** Start Extracted information **

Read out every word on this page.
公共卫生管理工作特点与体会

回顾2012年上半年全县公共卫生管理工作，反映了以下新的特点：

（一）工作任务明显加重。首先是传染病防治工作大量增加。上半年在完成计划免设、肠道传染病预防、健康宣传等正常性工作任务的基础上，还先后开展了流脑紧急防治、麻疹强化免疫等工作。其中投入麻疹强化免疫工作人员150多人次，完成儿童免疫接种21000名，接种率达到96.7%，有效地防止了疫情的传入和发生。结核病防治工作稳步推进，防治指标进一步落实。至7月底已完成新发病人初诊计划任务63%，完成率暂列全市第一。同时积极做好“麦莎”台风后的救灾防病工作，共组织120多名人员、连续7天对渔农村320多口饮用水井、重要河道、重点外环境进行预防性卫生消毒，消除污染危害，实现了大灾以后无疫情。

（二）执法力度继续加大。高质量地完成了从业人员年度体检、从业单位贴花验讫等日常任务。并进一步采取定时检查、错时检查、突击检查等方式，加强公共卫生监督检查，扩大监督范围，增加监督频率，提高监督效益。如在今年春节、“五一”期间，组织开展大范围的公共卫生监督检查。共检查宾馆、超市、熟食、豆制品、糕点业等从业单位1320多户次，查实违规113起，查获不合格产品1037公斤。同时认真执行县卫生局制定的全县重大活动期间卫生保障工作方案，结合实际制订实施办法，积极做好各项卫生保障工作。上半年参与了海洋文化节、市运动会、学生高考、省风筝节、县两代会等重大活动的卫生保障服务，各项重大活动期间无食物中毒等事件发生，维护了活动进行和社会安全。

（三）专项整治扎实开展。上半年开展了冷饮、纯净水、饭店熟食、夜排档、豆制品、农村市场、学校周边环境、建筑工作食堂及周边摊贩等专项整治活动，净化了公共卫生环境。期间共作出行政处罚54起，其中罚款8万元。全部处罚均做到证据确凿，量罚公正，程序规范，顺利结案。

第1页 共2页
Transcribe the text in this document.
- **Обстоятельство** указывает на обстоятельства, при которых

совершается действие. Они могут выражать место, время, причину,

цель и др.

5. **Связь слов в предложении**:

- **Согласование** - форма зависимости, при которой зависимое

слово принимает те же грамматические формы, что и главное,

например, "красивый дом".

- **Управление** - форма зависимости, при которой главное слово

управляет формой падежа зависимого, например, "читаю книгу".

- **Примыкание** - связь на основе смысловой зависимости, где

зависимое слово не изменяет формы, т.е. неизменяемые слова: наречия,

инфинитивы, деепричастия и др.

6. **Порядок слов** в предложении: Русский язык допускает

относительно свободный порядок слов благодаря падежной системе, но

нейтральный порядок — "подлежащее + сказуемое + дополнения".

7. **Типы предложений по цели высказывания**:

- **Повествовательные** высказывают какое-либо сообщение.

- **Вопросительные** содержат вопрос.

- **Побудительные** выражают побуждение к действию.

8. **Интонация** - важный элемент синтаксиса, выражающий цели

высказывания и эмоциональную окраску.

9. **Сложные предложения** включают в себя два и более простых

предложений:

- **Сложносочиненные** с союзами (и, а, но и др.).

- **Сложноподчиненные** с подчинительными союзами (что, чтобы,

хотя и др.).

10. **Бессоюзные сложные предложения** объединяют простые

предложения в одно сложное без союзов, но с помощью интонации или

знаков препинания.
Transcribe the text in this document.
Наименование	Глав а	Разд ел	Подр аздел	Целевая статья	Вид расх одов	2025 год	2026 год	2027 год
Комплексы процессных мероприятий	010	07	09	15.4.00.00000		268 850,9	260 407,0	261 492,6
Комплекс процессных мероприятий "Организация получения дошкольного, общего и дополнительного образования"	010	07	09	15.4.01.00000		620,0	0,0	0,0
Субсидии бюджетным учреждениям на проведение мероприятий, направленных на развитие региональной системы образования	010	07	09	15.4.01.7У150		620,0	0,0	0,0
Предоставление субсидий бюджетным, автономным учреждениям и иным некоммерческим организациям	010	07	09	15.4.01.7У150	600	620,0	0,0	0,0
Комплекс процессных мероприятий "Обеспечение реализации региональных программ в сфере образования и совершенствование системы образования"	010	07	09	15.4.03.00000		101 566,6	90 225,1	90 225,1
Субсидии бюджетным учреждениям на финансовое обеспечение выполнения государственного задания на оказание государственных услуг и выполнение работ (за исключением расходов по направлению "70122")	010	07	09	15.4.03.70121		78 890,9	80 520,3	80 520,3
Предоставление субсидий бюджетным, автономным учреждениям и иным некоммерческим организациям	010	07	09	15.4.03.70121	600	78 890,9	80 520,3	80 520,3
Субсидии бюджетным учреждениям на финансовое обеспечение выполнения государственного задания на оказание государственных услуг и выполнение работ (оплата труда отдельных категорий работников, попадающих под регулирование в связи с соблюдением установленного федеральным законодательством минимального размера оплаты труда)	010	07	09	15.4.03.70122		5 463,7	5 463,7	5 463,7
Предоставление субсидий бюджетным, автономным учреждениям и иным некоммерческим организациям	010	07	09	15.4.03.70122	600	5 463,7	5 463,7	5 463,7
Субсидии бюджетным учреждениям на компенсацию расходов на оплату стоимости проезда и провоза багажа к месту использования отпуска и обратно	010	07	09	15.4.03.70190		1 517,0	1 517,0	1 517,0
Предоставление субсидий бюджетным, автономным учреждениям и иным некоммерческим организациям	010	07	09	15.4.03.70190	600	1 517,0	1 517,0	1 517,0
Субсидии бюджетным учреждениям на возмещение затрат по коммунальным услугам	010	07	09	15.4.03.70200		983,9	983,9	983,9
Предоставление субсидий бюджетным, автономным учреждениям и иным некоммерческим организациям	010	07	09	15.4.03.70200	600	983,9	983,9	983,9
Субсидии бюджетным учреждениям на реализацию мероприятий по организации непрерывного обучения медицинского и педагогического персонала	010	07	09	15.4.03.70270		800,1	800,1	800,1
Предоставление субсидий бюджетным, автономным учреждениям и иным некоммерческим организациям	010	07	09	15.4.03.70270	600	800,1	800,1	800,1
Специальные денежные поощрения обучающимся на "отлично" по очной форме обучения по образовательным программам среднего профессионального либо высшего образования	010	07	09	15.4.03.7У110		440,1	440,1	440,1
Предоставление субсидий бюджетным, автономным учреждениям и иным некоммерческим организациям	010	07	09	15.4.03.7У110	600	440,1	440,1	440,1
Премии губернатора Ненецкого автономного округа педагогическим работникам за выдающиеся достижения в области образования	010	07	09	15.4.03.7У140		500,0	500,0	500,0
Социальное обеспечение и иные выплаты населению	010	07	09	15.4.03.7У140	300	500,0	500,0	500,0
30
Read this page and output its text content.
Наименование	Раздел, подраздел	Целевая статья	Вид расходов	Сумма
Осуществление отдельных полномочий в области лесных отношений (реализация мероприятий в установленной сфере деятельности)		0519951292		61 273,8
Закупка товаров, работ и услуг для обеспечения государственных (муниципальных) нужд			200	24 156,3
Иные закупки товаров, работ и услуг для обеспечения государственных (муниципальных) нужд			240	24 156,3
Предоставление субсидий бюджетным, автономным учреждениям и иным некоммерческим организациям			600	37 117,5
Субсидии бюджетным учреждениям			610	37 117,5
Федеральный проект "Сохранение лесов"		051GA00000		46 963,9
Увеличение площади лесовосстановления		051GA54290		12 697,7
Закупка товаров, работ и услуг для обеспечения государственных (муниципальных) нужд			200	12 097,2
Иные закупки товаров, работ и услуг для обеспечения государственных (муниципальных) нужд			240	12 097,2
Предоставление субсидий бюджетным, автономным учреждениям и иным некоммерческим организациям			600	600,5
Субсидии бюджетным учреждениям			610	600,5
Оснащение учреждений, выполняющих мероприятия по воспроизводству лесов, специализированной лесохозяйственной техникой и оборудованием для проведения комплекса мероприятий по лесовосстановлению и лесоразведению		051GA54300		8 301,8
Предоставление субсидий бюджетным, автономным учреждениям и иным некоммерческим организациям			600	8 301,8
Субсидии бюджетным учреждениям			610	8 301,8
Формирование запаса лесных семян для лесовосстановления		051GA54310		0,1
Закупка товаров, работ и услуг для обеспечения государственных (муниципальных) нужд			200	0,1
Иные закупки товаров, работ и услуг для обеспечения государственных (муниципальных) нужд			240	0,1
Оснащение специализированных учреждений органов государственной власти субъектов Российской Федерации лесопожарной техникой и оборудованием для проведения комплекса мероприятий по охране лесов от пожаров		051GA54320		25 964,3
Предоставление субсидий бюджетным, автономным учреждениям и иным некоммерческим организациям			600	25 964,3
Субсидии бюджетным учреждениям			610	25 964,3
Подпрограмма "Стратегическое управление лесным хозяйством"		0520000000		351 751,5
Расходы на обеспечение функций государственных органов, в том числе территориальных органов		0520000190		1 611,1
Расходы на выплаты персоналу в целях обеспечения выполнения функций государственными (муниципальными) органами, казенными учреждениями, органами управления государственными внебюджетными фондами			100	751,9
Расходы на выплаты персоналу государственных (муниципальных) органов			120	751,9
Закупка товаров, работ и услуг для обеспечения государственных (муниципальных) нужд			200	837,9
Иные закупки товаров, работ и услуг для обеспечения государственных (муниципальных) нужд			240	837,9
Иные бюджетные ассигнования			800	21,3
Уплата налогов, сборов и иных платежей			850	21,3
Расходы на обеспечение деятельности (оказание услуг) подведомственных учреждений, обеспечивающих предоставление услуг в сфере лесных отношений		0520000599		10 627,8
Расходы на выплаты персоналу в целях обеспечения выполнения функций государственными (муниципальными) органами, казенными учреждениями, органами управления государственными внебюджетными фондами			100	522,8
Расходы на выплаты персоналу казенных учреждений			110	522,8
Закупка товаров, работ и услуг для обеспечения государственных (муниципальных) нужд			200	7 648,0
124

** End Extracted information **

Report only the number of lines that hold the word "персоналу".

4